Exercise details - Each line containing the word "train" must be collected.
---- Records
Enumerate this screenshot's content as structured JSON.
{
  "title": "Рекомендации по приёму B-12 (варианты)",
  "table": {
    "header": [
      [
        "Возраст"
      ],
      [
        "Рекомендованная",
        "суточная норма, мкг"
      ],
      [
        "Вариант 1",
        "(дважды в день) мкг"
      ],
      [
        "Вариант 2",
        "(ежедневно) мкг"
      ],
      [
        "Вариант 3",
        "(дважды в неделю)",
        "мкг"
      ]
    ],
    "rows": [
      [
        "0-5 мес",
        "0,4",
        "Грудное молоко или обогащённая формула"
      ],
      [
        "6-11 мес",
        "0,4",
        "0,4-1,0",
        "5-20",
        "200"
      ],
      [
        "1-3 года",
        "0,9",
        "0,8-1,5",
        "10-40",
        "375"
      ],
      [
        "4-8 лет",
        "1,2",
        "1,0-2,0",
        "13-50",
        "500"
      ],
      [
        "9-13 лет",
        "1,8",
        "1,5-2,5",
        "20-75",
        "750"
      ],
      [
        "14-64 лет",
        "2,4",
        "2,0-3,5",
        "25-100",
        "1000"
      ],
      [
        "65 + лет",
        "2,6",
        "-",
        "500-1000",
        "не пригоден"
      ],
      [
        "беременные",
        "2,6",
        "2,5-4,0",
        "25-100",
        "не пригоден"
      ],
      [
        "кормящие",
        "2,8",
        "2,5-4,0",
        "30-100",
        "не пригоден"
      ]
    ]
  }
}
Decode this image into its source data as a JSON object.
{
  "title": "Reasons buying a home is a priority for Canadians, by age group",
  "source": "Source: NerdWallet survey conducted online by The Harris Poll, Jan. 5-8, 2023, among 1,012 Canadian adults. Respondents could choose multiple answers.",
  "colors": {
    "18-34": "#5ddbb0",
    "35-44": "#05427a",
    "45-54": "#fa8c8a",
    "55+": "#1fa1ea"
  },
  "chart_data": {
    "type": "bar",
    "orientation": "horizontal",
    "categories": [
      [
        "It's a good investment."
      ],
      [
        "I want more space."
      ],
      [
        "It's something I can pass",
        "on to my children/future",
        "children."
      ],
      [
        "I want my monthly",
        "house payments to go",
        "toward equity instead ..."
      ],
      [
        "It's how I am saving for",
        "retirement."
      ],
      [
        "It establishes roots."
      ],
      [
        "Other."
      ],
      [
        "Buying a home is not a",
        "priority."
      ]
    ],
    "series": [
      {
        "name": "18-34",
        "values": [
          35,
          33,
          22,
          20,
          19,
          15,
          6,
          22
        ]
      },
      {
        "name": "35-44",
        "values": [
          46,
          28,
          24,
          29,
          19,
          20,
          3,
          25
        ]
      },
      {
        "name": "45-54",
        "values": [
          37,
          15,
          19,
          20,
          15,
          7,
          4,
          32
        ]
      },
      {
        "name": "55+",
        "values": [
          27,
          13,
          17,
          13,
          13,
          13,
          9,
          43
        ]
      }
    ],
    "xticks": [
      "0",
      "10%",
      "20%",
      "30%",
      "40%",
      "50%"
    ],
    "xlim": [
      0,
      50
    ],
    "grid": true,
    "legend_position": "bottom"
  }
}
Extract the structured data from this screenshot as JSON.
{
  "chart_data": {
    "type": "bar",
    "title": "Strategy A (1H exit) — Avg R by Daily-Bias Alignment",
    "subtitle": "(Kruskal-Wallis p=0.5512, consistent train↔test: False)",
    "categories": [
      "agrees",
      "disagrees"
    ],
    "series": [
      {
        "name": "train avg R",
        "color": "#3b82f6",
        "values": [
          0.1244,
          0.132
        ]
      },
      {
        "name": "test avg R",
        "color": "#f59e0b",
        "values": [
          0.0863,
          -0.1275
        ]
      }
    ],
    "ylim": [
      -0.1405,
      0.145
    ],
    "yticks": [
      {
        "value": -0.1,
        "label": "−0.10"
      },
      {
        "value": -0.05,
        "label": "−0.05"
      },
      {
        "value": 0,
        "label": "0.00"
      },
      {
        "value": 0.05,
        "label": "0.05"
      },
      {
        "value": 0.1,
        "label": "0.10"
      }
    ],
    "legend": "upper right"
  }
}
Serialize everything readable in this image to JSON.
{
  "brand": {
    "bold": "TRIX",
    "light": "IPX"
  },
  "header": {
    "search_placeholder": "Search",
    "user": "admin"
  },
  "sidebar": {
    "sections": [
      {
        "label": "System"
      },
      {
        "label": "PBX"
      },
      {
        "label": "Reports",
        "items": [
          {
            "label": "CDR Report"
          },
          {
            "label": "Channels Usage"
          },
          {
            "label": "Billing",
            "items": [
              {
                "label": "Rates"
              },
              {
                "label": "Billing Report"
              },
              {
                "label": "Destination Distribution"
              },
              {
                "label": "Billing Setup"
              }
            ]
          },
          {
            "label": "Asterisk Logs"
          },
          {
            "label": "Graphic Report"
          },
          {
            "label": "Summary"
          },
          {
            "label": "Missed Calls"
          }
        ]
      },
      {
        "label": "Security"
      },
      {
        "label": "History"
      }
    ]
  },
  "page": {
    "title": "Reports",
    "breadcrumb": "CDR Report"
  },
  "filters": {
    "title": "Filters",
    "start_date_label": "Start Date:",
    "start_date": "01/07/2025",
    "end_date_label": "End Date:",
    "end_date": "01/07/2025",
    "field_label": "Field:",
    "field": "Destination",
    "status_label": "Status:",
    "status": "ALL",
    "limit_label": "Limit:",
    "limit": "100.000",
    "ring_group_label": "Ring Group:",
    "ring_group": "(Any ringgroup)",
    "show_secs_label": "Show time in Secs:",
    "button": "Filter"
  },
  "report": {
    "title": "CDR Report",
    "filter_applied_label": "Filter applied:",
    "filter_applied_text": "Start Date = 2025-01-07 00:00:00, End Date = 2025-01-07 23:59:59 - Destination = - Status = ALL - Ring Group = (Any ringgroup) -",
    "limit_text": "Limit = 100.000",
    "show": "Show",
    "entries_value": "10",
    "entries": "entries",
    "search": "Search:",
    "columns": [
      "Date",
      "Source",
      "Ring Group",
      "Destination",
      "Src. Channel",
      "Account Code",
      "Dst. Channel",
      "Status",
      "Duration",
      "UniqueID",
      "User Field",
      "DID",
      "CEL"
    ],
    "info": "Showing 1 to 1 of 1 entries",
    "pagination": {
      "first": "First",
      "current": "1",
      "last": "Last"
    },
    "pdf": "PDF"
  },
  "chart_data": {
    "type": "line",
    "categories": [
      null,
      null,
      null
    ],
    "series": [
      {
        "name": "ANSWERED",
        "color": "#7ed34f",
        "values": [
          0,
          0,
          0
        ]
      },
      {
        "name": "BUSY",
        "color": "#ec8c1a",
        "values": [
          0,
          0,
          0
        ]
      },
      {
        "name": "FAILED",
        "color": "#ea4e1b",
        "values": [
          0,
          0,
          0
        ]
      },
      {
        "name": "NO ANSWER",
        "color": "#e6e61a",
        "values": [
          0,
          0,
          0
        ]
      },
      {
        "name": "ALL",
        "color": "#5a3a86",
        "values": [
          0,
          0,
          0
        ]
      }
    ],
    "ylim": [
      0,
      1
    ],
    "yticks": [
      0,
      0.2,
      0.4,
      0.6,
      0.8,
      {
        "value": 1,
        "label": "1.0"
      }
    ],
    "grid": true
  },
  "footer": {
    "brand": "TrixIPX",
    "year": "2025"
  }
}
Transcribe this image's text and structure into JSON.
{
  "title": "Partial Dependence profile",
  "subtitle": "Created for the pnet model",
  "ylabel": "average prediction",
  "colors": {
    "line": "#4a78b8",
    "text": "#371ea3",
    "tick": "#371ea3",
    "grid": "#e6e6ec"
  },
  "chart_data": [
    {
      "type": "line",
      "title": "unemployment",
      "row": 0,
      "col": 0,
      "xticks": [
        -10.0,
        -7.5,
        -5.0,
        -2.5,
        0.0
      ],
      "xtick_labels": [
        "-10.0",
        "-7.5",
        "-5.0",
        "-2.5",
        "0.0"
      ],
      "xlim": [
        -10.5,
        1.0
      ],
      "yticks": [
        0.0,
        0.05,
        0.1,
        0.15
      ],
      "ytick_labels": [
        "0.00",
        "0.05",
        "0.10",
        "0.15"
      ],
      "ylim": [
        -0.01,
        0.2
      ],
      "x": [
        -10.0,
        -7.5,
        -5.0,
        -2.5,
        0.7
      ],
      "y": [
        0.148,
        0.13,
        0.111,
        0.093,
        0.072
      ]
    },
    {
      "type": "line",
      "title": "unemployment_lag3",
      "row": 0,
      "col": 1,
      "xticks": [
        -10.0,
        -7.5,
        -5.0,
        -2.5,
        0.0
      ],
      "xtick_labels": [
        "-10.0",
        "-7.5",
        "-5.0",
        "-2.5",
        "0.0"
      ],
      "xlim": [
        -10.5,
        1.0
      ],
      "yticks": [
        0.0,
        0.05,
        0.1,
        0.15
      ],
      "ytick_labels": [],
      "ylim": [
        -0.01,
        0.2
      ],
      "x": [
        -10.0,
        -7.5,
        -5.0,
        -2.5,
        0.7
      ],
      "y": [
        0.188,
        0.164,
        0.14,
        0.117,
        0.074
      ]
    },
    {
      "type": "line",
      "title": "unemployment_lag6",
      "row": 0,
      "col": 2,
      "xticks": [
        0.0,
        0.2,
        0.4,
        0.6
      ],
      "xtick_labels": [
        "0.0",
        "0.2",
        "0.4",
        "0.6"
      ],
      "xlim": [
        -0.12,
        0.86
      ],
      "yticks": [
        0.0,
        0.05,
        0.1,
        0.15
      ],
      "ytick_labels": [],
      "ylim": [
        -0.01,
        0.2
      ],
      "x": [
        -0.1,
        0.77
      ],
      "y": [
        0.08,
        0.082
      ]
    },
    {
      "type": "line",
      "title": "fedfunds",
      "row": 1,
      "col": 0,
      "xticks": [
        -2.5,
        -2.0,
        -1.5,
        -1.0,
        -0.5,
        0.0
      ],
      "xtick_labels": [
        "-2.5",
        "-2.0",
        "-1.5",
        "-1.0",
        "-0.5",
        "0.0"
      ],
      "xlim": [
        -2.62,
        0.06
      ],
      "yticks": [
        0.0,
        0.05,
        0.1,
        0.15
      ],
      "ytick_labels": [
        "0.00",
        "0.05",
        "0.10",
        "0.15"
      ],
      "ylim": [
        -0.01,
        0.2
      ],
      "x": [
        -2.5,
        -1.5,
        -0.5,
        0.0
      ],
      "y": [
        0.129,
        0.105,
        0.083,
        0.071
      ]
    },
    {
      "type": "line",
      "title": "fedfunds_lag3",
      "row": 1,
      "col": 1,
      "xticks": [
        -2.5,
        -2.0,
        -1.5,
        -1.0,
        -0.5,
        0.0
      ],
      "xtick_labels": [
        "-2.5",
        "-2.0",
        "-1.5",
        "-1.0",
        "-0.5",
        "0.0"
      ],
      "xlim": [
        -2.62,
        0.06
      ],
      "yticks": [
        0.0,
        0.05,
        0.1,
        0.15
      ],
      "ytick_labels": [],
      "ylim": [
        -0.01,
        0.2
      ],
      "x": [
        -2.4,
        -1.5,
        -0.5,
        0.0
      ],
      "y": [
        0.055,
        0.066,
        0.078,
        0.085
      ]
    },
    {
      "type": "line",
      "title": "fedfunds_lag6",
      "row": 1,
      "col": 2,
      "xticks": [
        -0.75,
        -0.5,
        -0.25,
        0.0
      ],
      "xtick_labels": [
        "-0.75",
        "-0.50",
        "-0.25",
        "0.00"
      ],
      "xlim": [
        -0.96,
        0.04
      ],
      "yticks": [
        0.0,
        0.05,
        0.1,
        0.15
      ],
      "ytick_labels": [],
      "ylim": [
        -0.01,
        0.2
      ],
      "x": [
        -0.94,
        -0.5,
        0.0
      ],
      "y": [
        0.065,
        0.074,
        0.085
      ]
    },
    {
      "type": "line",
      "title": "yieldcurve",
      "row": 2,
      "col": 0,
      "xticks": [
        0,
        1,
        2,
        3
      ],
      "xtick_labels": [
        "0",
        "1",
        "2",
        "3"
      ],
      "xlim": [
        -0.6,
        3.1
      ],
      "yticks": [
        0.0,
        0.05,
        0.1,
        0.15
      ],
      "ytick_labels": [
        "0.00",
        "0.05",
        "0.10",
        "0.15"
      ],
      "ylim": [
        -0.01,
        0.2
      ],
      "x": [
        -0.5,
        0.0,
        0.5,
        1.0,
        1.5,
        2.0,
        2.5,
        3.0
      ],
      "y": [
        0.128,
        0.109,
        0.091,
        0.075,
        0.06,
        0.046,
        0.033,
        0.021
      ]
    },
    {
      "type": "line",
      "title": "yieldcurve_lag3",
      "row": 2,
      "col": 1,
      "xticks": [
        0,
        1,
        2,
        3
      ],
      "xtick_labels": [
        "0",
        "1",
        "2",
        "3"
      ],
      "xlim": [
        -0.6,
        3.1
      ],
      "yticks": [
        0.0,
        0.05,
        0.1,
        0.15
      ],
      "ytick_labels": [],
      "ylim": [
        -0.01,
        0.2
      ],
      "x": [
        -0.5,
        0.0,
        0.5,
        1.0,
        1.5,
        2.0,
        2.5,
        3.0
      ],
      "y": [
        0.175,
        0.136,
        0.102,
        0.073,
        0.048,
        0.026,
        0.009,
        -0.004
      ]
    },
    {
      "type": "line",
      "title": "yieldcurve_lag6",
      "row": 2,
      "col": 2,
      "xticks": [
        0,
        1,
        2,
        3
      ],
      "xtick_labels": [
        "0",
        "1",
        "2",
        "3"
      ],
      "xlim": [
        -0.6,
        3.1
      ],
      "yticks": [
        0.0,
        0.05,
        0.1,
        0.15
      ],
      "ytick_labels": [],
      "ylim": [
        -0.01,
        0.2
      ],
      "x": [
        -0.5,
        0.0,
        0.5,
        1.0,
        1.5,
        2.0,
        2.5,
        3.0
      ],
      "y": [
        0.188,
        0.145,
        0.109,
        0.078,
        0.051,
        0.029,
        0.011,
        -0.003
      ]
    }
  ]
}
--------
Task answer -
    "subtitle": "(Kruskal-Wallis p=0.5512, consistent train↔test: False)",
        "name": "train avg R",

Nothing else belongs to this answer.